%%

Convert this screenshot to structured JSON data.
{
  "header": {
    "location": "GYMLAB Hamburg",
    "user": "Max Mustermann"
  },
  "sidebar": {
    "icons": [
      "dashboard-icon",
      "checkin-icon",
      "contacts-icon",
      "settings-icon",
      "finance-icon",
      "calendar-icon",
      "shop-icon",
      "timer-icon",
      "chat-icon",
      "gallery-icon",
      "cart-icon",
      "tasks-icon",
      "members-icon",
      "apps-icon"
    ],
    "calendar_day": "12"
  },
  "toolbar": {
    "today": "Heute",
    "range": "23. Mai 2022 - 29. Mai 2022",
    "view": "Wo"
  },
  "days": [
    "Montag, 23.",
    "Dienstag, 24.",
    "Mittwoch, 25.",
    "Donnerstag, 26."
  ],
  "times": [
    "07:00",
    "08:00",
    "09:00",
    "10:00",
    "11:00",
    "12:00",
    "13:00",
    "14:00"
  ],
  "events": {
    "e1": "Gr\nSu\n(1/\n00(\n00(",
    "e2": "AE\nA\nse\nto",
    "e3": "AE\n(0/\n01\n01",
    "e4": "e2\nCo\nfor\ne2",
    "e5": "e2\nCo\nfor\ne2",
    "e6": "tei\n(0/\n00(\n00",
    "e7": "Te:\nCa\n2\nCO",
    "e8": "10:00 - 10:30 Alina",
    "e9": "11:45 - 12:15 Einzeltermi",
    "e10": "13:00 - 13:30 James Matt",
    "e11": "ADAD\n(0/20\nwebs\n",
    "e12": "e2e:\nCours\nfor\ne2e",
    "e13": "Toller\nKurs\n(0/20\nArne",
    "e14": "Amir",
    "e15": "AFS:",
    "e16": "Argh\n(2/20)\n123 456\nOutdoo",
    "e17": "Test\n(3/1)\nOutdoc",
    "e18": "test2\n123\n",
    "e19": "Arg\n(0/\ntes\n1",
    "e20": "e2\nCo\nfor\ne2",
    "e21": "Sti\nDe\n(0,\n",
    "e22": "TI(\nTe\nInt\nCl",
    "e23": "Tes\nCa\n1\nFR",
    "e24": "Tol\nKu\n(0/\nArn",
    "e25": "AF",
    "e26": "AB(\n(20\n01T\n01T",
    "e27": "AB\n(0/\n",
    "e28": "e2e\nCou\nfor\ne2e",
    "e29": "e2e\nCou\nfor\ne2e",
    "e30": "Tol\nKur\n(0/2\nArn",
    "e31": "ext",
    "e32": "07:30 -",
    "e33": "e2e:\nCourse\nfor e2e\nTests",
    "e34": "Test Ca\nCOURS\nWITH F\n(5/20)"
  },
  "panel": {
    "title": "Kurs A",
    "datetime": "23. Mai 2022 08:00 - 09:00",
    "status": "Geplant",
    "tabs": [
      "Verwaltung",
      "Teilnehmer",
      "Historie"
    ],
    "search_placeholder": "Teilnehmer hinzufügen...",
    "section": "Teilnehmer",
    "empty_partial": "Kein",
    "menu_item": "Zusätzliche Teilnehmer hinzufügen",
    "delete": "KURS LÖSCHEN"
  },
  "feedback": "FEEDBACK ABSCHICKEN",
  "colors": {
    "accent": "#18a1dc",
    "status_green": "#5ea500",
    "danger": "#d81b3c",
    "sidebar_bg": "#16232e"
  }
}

%%

[EXERCISE OBJECTIVE]:
Work through the data and report how many of its lines hold the word "hinzufügen", giving only the figure.

[RESPONSE]:
2